Supplied information>
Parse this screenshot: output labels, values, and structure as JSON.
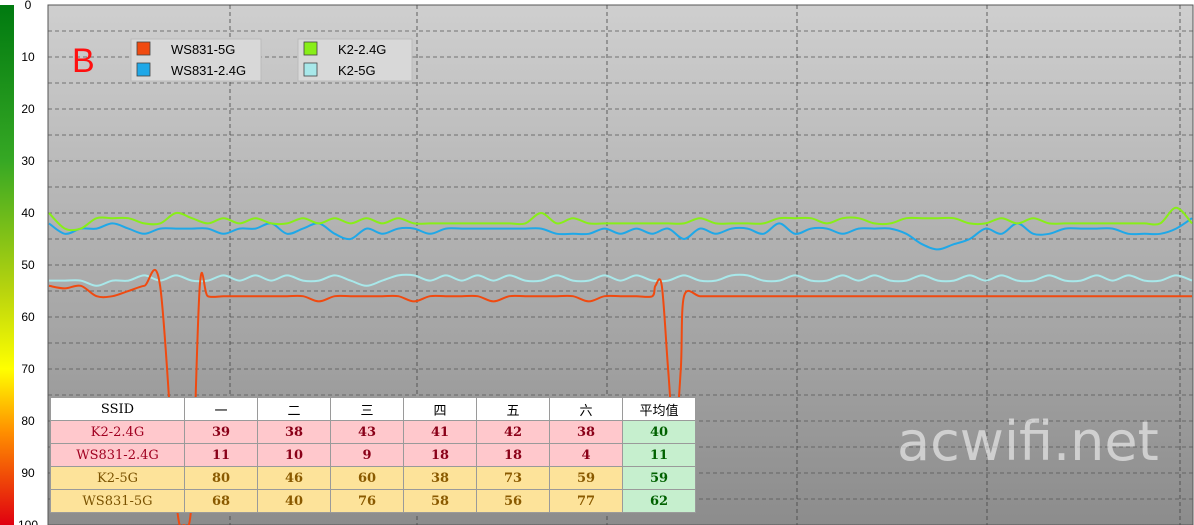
{
  "chart_data": {
    "type": "line",
    "panel_label": "B",
    "watermark": "acwifi.net",
    "ylim": [
      0,
      100
    ],
    "y_ticks": [
      "0",
      "10",
      "20",
      "30",
      "40",
      "50",
      "60",
      "70",
      "80",
      "90",
      "100"
    ],
    "y_inverted": true,
    "grid": true,
    "legend_position": "top-left",
    "series": [
      {
        "name": "WS831-5G",
        "color": "#f04a10",
        "x": [
          0,
          10,
          20,
          30,
          40,
          50,
          60,
          70,
          80,
          85,
          90,
          95,
          100,
          110,
          120,
          130,
          140,
          150,
          160,
          170,
          180,
          190,
          200,
          210,
          220,
          230,
          240,
          250,
          260,
          270,
          280,
          290,
          300,
          310,
          320,
          330,
          340,
          350,
          360,
          370,
          380,
          382,
          386,
          390,
          394,
          398,
          400,
          410,
          420,
          430,
          440,
          450,
          460,
          470,
          480,
          490,
          500,
          510,
          520,
          530,
          540,
          550,
          560,
          570,
          580,
          590,
          600,
          610,
          620,
          630,
          640,
          650,
          660,
          670,
          680,
          690,
          700,
          710,
          720
        ],
        "y": [
          54,
          54.5,
          54,
          56,
          56,
          55,
          54,
          54,
          95,
          100,
          95,
          54,
          56,
          56,
          56,
          56,
          56,
          56,
          56,
          57,
          56,
          56,
          56,
          56,
          56,
          57,
          56,
          56,
          56,
          56,
          57,
          56,
          56,
          56,
          56,
          56,
          57,
          56,
          56,
          56,
          56,
          54,
          54,
          70,
          84,
          70,
          56,
          56,
          56,
          56,
          56,
          56,
          56,
          56,
          56,
          56,
          56,
          56,
          56,
          56,
          56,
          56,
          56,
          56,
          56,
          56,
          56,
          56,
          56,
          56,
          56,
          56,
          56,
          56,
          56,
          56,
          56,
          56,
          56
        ]
      },
      {
        "name": "WS831-2.4G",
        "color": "#1fa8e8",
        "x": [
          0,
          10,
          20,
          30,
          40,
          50,
          60,
          70,
          80,
          90,
          100,
          110,
          120,
          130,
          140,
          150,
          160,
          170,
          180,
          190,
          200,
          210,
          220,
          230,
          240,
          250,
          260,
          270,
          280,
          290,
          300,
          310,
          320,
          330,
          340,
          350,
          360,
          370,
          380,
          390,
          400,
          410,
          420,
          430,
          440,
          450,
          460,
          470,
          480,
          490,
          500,
          510,
          520,
          530,
          540,
          550,
          560,
          570,
          580,
          590,
          600,
          610,
          620,
          630,
          640,
          650,
          660,
          670,
          680,
          690,
          700,
          710,
          720
        ],
        "y": [
          42,
          44,
          43,
          43,
          42,
          43,
          44,
          43,
          43,
          43,
          43,
          44,
          43,
          43,
          42,
          44,
          43,
          42,
          44,
          45,
          43,
          44,
          43,
          43,
          44,
          43,
          43,
          43,
          43,
          43,
          43,
          43,
          44,
          44,
          44,
          43,
          44,
          43,
          44,
          43,
          45,
          43,
          44,
          43,
          43,
          44,
          42,
          44,
          43,
          43,
          44,
          43,
          43,
          43,
          44,
          46,
          47,
          46,
          45,
          43,
          44,
          42,
          44,
          44,
          43,
          43,
          43,
          43,
          44,
          44,
          44,
          43,
          41
        ]
      },
      {
        "name": "K2-2.4G",
        "color": "#88ee18",
        "x": [
          0,
          10,
          20,
          30,
          40,
          50,
          60,
          70,
          80,
          90,
          100,
          110,
          120,
          130,
          140,
          150,
          160,
          170,
          180,
          190,
          200,
          210,
          220,
          230,
          240,
          250,
          260,
          270,
          280,
          290,
          300,
          310,
          320,
          330,
          340,
          350,
          360,
          370,
          380,
          390,
          400,
          410,
          420,
          430,
          440,
          450,
          460,
          470,
          480,
          490,
          500,
          510,
          520,
          530,
          540,
          550,
          560,
          570,
          580,
          590,
          600,
          610,
          620,
          630,
          640,
          650,
          660,
          670,
          680,
          690,
          700,
          710,
          720
        ],
        "y": [
          40,
          43,
          43,
          41,
          41,
          41,
          42,
          42,
          40,
          41,
          42,
          41,
          42,
          41,
          42,
          42,
          41,
          42,
          41,
          42,
          41,
          42,
          41,
          42,
          42,
          42,
          42,
          42,
          42,
          42,
          42,
          40,
          42,
          41,
          42,
          42,
          42,
          42,
          42,
          42,
          42,
          41,
          42,
          42,
          42,
          42,
          41,
          41,
          41,
          42,
          41,
          41,
          42,
          42,
          41,
          41,
          41,
          41,
          42,
          42,
          41,
          42,
          41,
          42,
          42,
          42,
          42,
          42,
          42,
          42,
          42,
          39,
          42
        ]
      },
      {
        "name": "K2-5G",
        "color": "#a8e8ea",
        "x": [
          0,
          10,
          20,
          30,
          40,
          50,
          60,
          70,
          80,
          90,
          100,
          110,
          120,
          130,
          140,
          150,
          160,
          170,
          180,
          190,
          200,
          210,
          220,
          230,
          240,
          250,
          260,
          270,
          280,
          290,
          300,
          310,
          320,
          330,
          340,
          350,
          360,
          370,
          380,
          390,
          400,
          410,
          420,
          430,
          440,
          450,
          460,
          470,
          480,
          490,
          500,
          510,
          520,
          530,
          540,
          550,
          560,
          570,
          580,
          590,
          600,
          610,
          620,
          630,
          640,
          650,
          660,
          670,
          680,
          690,
          700,
          710,
          720
        ],
        "y": [
          53,
          53,
          53,
          54,
          53,
          53,
          52,
          53,
          52,
          53,
          53,
          52,
          53,
          52,
          53,
          52,
          53,
          53,
          52,
          53,
          54,
          53,
          52,
          52,
          53,
          52,
          53,
          52,
          53,
          52,
          53,
          53,
          52,
          53,
          53,
          52,
          53,
          52,
          53,
          53,
          52,
          53,
          53,
          52,
          52,
          53,
          53,
          52,
          53,
          53,
          52,
          53,
          52,
          53,
          53,
          52,
          53,
          53,
          52,
          53,
          52,
          53,
          53,
          52,
          53,
          53,
          52,
          53,
          52,
          53,
          53,
          52,
          53
        ]
      }
    ]
  },
  "table": {
    "headers": [
      "SSID",
      "一",
      "二",
      "三",
      "四",
      "五",
      "六",
      "平均值"
    ],
    "rows": [
      {
        "cells": [
          "K2-2.4G",
          "39",
          "38",
          "43",
          "41",
          "42",
          "38",
          "40"
        ]
      },
      {
        "cells": [
          "WS831-2.4G",
          "11",
          "10",
          "9",
          "18",
          "18",
          "4",
          "11"
        ]
      },
      {
        "cells": [
          "K2-5G",
          "80",
          "46",
          "60",
          "38",
          "73",
          "59",
          "59"
        ]
      },
      {
        "cells": [
          "WS831-5G",
          "68",
          "40",
          "76",
          "58",
          "56",
          "77",
          "62"
        ]
      }
    ]
  }
}
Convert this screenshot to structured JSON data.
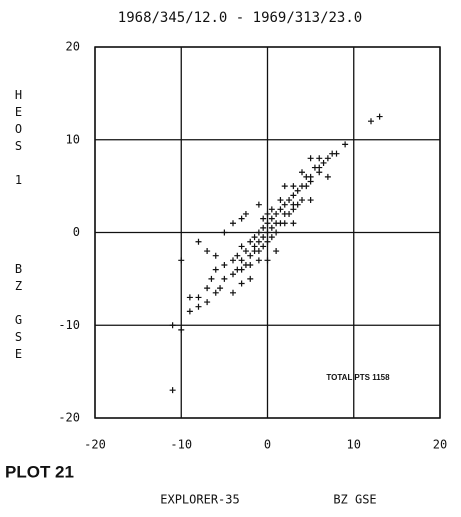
{
  "plot_label": "PLOT 21",
  "chart_data": {
    "type": "scatter",
    "title": "1968/345/12.0 - 1969/313/23.0",
    "x_label": [
      "EXPLORER-35",
      "BZ GSE"
    ],
    "y_label": [
      "HEOS 1",
      "BZ GSE"
    ],
    "annotations": [
      "TOTAL PTS 1158"
    ],
    "xlim": [
      -20,
      20
    ],
    "ylim": [
      -20,
      20
    ],
    "xticks": [
      -20,
      -10,
      0,
      10,
      20
    ],
    "yticks": [
      -20,
      -10,
      0,
      10,
      20
    ],
    "grid": true,
    "color": "#111111",
    "x": [
      -4,
      -4,
      -3.5,
      -3.5,
      -3,
      -3,
      -3,
      -2.5,
      -2.5,
      -2,
      -2,
      -2,
      -1.5,
      -1.5,
      -1.5,
      -1,
      -1,
      -1,
      -0.5,
      -0.5,
      -0.5,
      0,
      0,
      0,
      0.5,
      0.5,
      0.5,
      1,
      1,
      1,
      1.5,
      1.5,
      2,
      2,
      2,
      2.5,
      2.5,
      3,
      3,
      3,
      3.5,
      3.5,
      4,
      4,
      4.5,
      4.5,
      5,
      5,
      5.5,
      6,
      6,
      6.5,
      7,
      7.5,
      8,
      9,
      12,
      13,
      -5,
      -5,
      -5.5,
      -6,
      -6,
      -6.5,
      -7,
      -7,
      -8,
      -8,
      -9,
      -9,
      -10,
      -11,
      -11,
      -10,
      -8,
      -7,
      -5,
      -3,
      -4,
      -2,
      0,
      1,
      3,
      5,
      2,
      -1,
      -2.5,
      -4,
      -3,
      -6,
      4,
      6,
      3,
      5,
      7,
      -1,
      0,
      1.5,
      -0.5,
      0.5
    ],
    "y": [
      -3,
      -4.5,
      -2.5,
      -4,
      -3,
      -1.5,
      -4,
      -2,
      -3.5,
      -1,
      -2.5,
      -3.5,
      -0.5,
      -2,
      -1.5,
      0,
      -1,
      -2,
      0.5,
      -0.5,
      -1.5,
      1,
      0,
      -1,
      1.5,
      0.5,
      -0.5,
      2,
      1,
      0,
      2.5,
      1,
      3,
      2,
      1,
      3.5,
      2,
      4,
      2.5,
      3,
      4.5,
      3,
      5,
      3.5,
      5,
      6,
      6,
      5.5,
      7,
      6.5,
      7,
      7.5,
      8,
      8.5,
      8.5,
      9.5,
      12,
      12.5,
      -5,
      -3.5,
      -6,
      -4,
      -6.5,
      -5,
      -6,
      -7.5,
      -8,
      -7,
      -8.5,
      -7,
      -10.5,
      -10,
      -17,
      -3,
      -1,
      -2,
      0,
      1.5,
      1,
      -5,
      -3,
      -2,
      5,
      8,
      5,
      3,
      2,
      -6.5,
      -5.5,
      -2.5,
      6.5,
      8,
      1,
      3.5,
      6,
      -3,
      2,
      3.5,
      1.5,
      2.5
    ]
  }
}
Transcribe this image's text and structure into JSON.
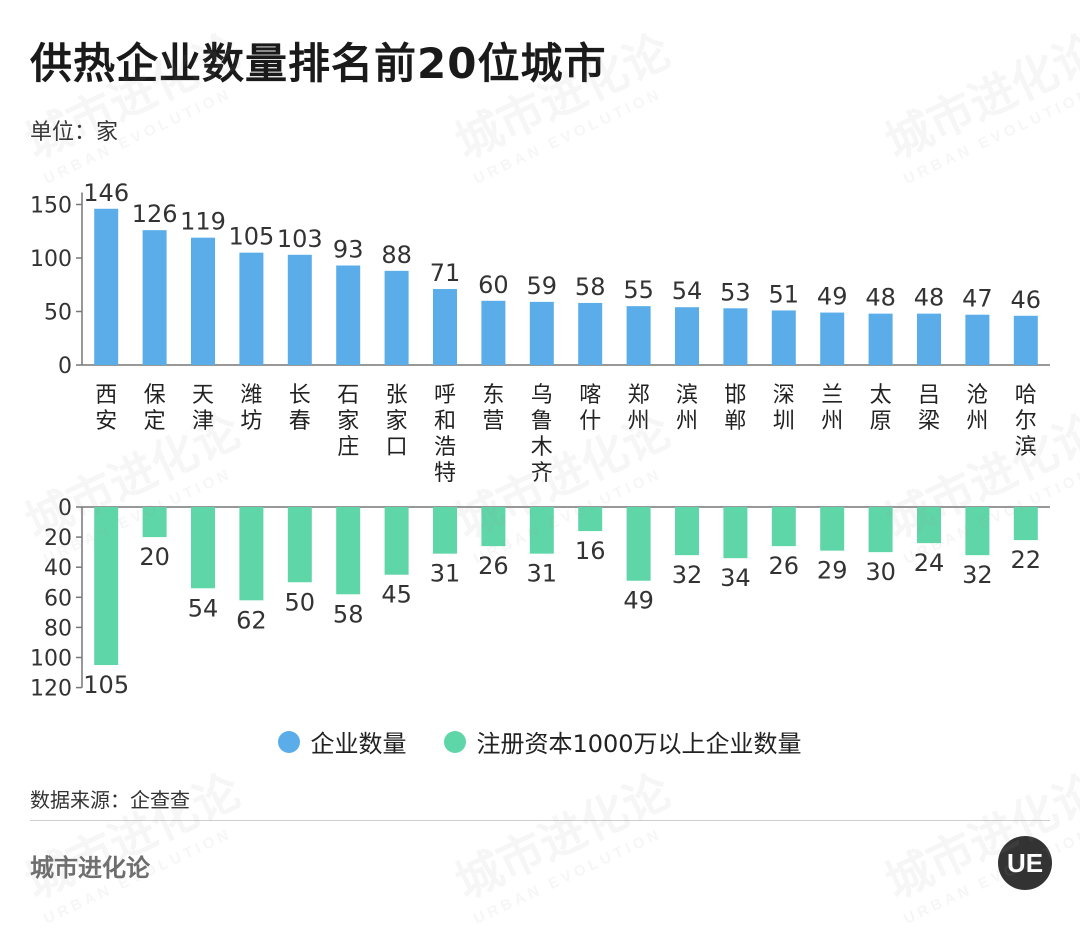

Your task> Select and copy every line of the listing with the word "color".

In response>
        "color": "#f04a10",
        "color": "#1fa8e8",
        "color": "#88ee18",
        "color": "#a8e8ea",
    "color": "#111111",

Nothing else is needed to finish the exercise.